__WHAT IS ASKED__.
Quote every line below exactly and skip any picture.

[Extracted data entries]
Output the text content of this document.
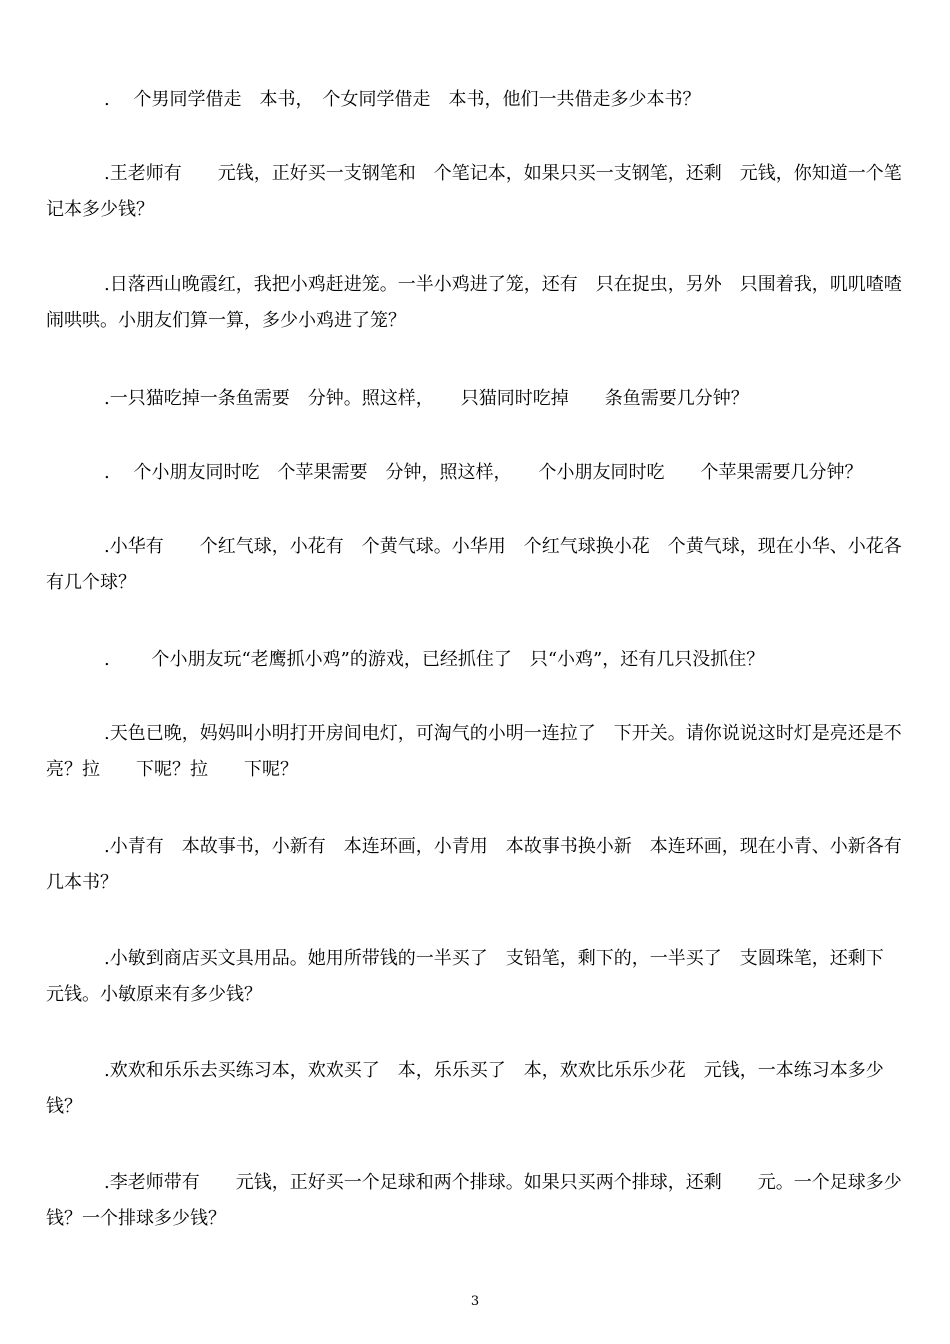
. 　个男同学借走　本书，　个女同学借走　本书，他们一共借走多少本书？

.王老师有　　元钱，正好买一支钢笔和　个笔记本，如果只买一支钢笔，还剩　元钱，你知道一个笔记本多少钱？

.日落西山晚霞红，我把小鸡赶进笼。一半小鸡进了笼，还有　只在捉虫，另外　只围着我，叽叽喳喳闹哄哄。小朋友们算一算，多少小鸡进了笼？

.一只猫吃掉一条鱼需要　分钟。照这样，　　只猫同时吃掉　　条鱼需要几分钟？

. 　个小朋友同时吃　个苹果需要　分钟，照这样，　　个小朋友同时吃　　个苹果需要几分钟？

.小华有　　个红气球，小花有　个黄气球。小华用　个红气球换小花　个黄气球，现在小华、小花各有几个球？

. 　　个小朋友玩“老鹰抓小鸡”的游戏，已经抓住了　只“小鸡”，还有几只没抓住？

.天色已晚，妈妈叫小明打开房间电灯，可淘气的小明一连拉了　下开关。请你说说这时灯是亮还是不亮？拉　　下呢？拉　　下呢？

.小青有　本故事书，小新有　本连环画，小青用　本故事书换小新　本连环画，现在小青、小新各有几本书？

.小敏到商店买文具用品。她用所带钱的一半买了　支铅笔，剩下的，一半买了　支圆珠笔，还剩下　元钱。小敏原来有多少钱？

.欢欢和乐乐去买练习本，欢欢买了　本，乐乐买了　本，欢欢比乐乐少花　元钱，一本练习本多少钱？

.李老师带有　　元钱，正好买一个足球和两个排球。如果只买两个排球，还剩　　元。一个足球多少钱？一个排球多少钱？

3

__FINAL RESULT__.
Output the text content of this document.
. 　个男同学借走　本书，　个女同学借走　本书，他们一共借走多少本书？

.王老师有　　元钱，正好买一支钢笔和　个笔记本，如果只买一支钢笔，还剩　元钱，你知道一个笔记本多少钱？

.日落西山晚霞红，我把小鸡赶进笼。一半小鸡进了笼，还有　只在捉虫，另外　只围着我，叽叽喳喳闹哄哄。小朋友们算一算，多少小鸡进了笼？

.一只猫吃掉一条鱼需要　分钟。照这样，　　只猫同时吃掉　　条鱼需要几分钟？

. 　个小朋友同时吃　个苹果需要　分钟，照这样，　　个小朋友同时吃　　个苹果需要几分钟？

.小华有　　个红气球，小花有　个黄气球。小华用　个红气球换小花　个黄气球，现在小华、小花各有几个球？

. 　　个小朋友玩“老鹰抓小鸡”的游戏，已经抓住了　只“小鸡”，还有几只没抓住？

.天色已晚，妈妈叫小明打开房间电灯，可淘气的小明一连拉了　下开关。请你说说这时灯是亮还是不亮？拉　　下呢？拉　　下呢？

.小青有　本故事书，小新有　本连环画，小青用　本故事书换小新　本连环画，现在小青、小新各有几本书？

.小敏到商店买文具用品。她用所带钱的一半买了　支铅笔，剩下的，一半买了　支圆珠笔，还剩下　元钱。小敏原来有多少钱？

.欢欢和乐乐去买练习本，欢欢买了　本，乐乐买了　本，欢欢比乐乐少花　元钱，一本练习本多少钱？

.李老师带有　　元钱，正好买一个足球和两个排球。如果只买两个排球，还剩　　元。一个足球多少钱？一个排球多少钱？

3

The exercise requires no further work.